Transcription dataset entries
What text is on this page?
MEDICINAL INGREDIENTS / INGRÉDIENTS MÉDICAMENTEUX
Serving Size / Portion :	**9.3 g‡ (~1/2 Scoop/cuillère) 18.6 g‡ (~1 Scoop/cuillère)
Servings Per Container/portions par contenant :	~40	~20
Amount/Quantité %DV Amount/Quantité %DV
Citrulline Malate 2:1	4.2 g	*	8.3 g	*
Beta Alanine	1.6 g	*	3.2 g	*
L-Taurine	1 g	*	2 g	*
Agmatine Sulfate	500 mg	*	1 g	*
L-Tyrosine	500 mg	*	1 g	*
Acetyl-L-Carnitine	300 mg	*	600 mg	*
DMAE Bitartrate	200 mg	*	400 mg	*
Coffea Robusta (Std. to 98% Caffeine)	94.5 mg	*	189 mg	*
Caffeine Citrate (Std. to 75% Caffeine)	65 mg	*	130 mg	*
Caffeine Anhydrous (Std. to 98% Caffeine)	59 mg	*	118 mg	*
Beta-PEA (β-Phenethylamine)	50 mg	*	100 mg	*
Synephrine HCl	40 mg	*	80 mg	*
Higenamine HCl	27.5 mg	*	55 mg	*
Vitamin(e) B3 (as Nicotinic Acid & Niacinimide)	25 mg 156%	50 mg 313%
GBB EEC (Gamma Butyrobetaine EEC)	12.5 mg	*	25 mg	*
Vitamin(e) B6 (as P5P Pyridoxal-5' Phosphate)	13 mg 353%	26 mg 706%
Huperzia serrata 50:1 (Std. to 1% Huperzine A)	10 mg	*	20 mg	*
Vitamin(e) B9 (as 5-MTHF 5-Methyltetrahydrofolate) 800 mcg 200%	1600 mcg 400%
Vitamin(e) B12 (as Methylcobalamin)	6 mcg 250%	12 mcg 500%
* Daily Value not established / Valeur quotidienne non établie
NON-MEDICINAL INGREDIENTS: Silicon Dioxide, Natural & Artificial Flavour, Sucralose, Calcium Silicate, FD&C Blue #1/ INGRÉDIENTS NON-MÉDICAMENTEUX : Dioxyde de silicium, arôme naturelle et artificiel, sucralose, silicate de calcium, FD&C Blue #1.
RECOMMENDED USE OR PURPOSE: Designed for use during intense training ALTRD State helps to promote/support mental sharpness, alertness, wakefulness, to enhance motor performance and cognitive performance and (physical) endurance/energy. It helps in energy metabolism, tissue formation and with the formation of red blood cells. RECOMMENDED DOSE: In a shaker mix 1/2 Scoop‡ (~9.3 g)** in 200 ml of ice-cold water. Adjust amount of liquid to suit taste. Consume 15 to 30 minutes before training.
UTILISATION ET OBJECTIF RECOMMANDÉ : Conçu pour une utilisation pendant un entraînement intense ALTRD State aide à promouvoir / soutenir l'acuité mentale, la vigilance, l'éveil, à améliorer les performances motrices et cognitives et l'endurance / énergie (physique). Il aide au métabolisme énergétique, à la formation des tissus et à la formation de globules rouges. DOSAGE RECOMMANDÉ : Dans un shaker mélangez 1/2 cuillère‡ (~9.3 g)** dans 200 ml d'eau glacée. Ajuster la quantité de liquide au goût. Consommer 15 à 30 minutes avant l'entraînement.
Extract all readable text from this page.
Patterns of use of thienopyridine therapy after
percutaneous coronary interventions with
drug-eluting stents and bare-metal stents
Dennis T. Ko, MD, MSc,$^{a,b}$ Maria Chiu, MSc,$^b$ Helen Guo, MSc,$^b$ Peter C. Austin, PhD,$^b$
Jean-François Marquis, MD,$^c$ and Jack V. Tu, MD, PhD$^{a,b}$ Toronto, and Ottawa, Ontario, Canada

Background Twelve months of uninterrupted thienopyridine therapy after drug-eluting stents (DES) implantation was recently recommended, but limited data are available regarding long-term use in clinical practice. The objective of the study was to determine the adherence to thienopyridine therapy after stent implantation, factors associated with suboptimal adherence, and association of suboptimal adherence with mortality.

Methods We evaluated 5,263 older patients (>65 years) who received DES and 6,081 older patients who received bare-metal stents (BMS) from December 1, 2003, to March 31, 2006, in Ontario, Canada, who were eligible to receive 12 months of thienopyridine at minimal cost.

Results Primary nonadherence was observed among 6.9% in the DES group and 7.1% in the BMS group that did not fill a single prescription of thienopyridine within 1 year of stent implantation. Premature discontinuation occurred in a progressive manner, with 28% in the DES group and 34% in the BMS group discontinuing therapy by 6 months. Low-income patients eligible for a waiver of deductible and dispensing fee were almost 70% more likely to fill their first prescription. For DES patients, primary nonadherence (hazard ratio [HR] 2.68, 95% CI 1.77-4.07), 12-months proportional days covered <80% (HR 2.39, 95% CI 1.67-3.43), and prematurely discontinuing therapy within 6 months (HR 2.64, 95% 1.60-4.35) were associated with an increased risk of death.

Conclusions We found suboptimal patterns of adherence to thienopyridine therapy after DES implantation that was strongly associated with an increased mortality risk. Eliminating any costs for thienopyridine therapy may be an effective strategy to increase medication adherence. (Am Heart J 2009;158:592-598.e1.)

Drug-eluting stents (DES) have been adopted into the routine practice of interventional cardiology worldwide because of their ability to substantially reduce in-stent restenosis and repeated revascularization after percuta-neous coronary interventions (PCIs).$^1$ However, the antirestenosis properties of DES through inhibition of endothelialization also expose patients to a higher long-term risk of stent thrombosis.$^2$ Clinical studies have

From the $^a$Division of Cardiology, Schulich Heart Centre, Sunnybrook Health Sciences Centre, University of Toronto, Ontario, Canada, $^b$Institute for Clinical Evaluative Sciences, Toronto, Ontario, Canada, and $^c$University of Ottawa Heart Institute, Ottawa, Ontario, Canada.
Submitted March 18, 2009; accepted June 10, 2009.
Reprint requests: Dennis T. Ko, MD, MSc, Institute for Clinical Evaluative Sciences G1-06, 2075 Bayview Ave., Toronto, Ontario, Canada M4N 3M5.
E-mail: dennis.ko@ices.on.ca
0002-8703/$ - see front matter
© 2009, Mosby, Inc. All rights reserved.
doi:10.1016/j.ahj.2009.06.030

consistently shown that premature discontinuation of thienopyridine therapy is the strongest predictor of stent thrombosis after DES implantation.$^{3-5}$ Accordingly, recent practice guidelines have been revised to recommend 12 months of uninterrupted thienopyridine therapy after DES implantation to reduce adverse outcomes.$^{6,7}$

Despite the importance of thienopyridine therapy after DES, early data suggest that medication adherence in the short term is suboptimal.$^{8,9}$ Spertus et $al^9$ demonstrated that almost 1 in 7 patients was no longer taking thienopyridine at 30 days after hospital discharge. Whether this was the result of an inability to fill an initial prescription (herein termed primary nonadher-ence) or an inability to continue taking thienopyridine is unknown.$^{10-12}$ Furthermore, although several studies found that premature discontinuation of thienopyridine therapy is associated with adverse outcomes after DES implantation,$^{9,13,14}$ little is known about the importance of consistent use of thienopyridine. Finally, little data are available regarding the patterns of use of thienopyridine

#### [Problem to solve]
Each record above has to be printed again, word for word.

#### [Exercise response]
What text is on this page?
MEDICINAL INGREDIENTS / INGRÉDIENTS MÉDICAMENTEUX
Serving Size / Portion :	**9.3 g‡ (~1/2 Scoop/cuillère) 18.6 g‡ (~1 Scoop/cuillère)
Servings Per Container/portions par contenant :	~40	~20
Amount/Quantité %DV Amount/Quantité %DV
Citrulline Malate 2:1	4.2 g	*	8.3 g	*
Beta Alanine	1.6 g	*	3.2 g	*
L-Taurine	1 g	*	2 g	*
Agmatine Sulfate	500 mg	*	1 g	*
L-Tyrosine	500 mg	*	1 g	*
Acetyl-L-Carnitine	300 mg	*	600 mg	*
DMAE Bitartrate	200 mg	*	400 mg	*
Coffea Robusta (Std. to 98% Caffeine)	94.5 mg	*	189 mg	*
Caffeine Citrate (Std. to 75% Caffeine)	65 mg	*	130 mg	*
Caffeine Anhydrous (Std. to 98% Caffeine)	59 mg	*	118 mg	*
Beta-PEA (β-Phenethylamine)	50 mg	*	100 mg	*
Synephrine HCl	40 mg	*	80 mg	*
Higenamine HCl	27.5 mg	*	55 mg	*
Vitamin(e) B3 (as Nicotinic Acid & Niacinimide)	25 mg 156%	50 mg 313%
GBB EEC (Gamma Butyrobetaine EEC)	12.5 mg	*	25 mg	*
Vitamin(e) B6 (as P5P Pyridoxal-5' Phosphate)	13 mg 353%	26 mg 706%
Huperzia serrata 50:1 (Std. to 1% Huperzine A)	10 mg	*	20 mg	*
Vitamin(e) B9 (as 5-MTHF 5-Methyltetrahydrofolate) 800 mcg 200%	1600 mcg 400%
Vitamin(e) B12 (as Methylcobalamin)	6 mcg 250%	12 mcg 500%
* Daily Value not established / Valeur quotidienne non établie
NON-MEDICINAL INGREDIENTS: Silicon Dioxide, Natural & Artificial Flavour, Sucralose, Calcium Silicate, FD&C Blue #1/ INGRÉDIENTS NON-MÉDICAMENTEUX : Dioxyde de silicium, arôme naturelle et artificiel, sucralose, silicate de calcium, FD&C Blue #1.
RECOMMENDED USE OR PURPOSE: Designed for use during intense training ALTRD State helps to promote/support mental sharpness, alertness, wakefulness, to enhance motor performance and cognitive performance and (physical) endurance/energy. It helps in energy metabolism, tissue formation and with the formation of red blood cells. RECOMMENDED DOSE: In a shaker mix 1/2 Scoop‡ (~9.3 g)** in 200 ml of ice-cold water. Adjust amount of liquid to suit taste. Consume 15 to 30 minutes before training.
UTILISATION ET OBJECTIF RECOMMANDÉ : Conçu pour une utilisation pendant un entraînement intense ALTRD State aide à promouvoir / soutenir l'acuité mentale, la vigilance, l'éveil, à améliorer les performances motrices et cognitives et l'endurance / énergie (physique). Il aide au métabolisme énergétique, à la formation des tissus et à la formation de globules rouges. DOSAGE RECOMMANDÉ : Dans un shaker mélangez 1/2 cuillère‡ (~9.3 g)** dans 200 ml d'eau glacée. Ajuster la quantité de liquide au goût. Consommer 15 à 30 minutes avant l'entraînement.
Extract all readable text from this page.
Patterns of use of thienopyridine therapy after
percutaneous coronary interventions with
drug-eluting stents and bare-metal stents
Dennis T. Ko, MD, MSc,$^{a,b}$ Maria Chiu, MSc,$^b$ Helen Guo, MSc,$^b$ Peter C. Austin, PhD,$^b$
Jean-François Marquis, MD,$^c$ and Jack V. Tu, MD, PhD$^{a,b}$ Toronto, and Ottawa, Ontario, Canada

Background Twelve months of uninterrupted thienopyridine therapy after drug-eluting stents (DES) implantation was recently recommended, but limited data are available regarding long-term use in clinical practice. The objective of the study was to determine the adherence to thienopyridine therapy after stent implantation, factors associated with suboptimal adherence, and association of suboptimal adherence with mortality.

Methods We evaluated 5,263 older patients (>65 years) who received DES and 6,081 older patients who received bare-metal stents (BMS) from December 1, 2003, to March 31, 2006, in Ontario, Canada, who were eligible to receive 12 months of thienopyridine at minimal cost.

Results Primary nonadherence was observed among 6.9% in the DES group and 7.1% in the BMS group that did not fill a single prescription of thienopyridine within 1 year of stent implantation. Premature discontinuation occurred in a progressive manner, with 28% in the DES group and 34% in the BMS group discontinuing therapy by 6 months. Low-income patients eligible for a waiver of deductible and dispensing fee were almost 70% more likely to fill their first prescription. For DES patients, primary nonadherence (hazard ratio [HR] 2.68, 95% CI 1.77-4.07), 12-months proportional days covered <80% (HR 2.39, 95% CI 1.67-3.43), and prematurely discontinuing therapy within 6 months (HR 2.64, 95% 1.60-4.35) were associated with an increased risk of death.

Conclusions We found suboptimal patterns of adherence to thienopyridine therapy after DES implantation that was strongly associated with an increased mortality risk. Eliminating any costs for thienopyridine therapy may be an effective strategy to increase medication adherence. (Am Heart J 2009;158:592-598.e1.)

Drug-eluting stents (DES) have been adopted into the routine practice of interventional cardiology worldwide because of their ability to substantially reduce in-stent restenosis and repeated revascularization after percuta-neous coronary interventions (PCIs).$^1$ However, the antirestenosis properties of DES through inhibition of endothelialization also expose patients to a higher long-term risk of stent thrombosis.$^2$ Clinical studies have

From the $^a$Division of Cardiology, Schulich Heart Centre, Sunnybrook Health Sciences Centre, University of Toronto, Ontario, Canada, $^b$Institute for Clinical Evaluative Sciences, Toronto, Ontario, Canada, and $^c$University of Ottawa Heart Institute, Ottawa, Ontario, Canada.
Submitted March 18, 2009; accepted June 10, 2009.
Reprint requests: Dennis T. Ko, MD, MSc, Institute for Clinical Evaluative Sciences G1-06, 2075 Bayview Ave., Toronto, Ontario, Canada M4N 3M5.
E-mail: dennis.ko@ices.on.ca
0002-8703/$ - see front matter
© 2009, Mosby, Inc. All rights reserved.
doi:10.1016/j.ahj.2009.06.030

consistently shown that premature discontinuation of thienopyridine therapy is the strongest predictor of stent thrombosis after DES implantation.$^{3-5}$ Accordingly, recent practice guidelines have been revised to recommend 12 months of uninterrupted thienopyridine therapy after DES implantation to reduce adverse outcomes.$^{6,7}$

Despite the importance of thienopyridine therapy after DES, early data suggest that medication adherence in the short term is suboptimal.$^{8,9}$ Spertus et $al^9$ demonstrated that almost 1 in 7 patients was no longer taking thienopyridine at 30 days after hospital discharge. Whether this was the result of an inability to fill an initial prescription (herein termed primary nonadher-ence) or an inability to continue taking thienopyridine is unknown.$^{10-12}$ Furthermore, although several studies found that premature discontinuation of thienopyridine therapy is associated with adverse outcomes after DES implantation,$^{9,13,14}$ little is known about the importance of consistent use of thienopyridine. Finally, little data are available regarding the patterns of use of thienopyridine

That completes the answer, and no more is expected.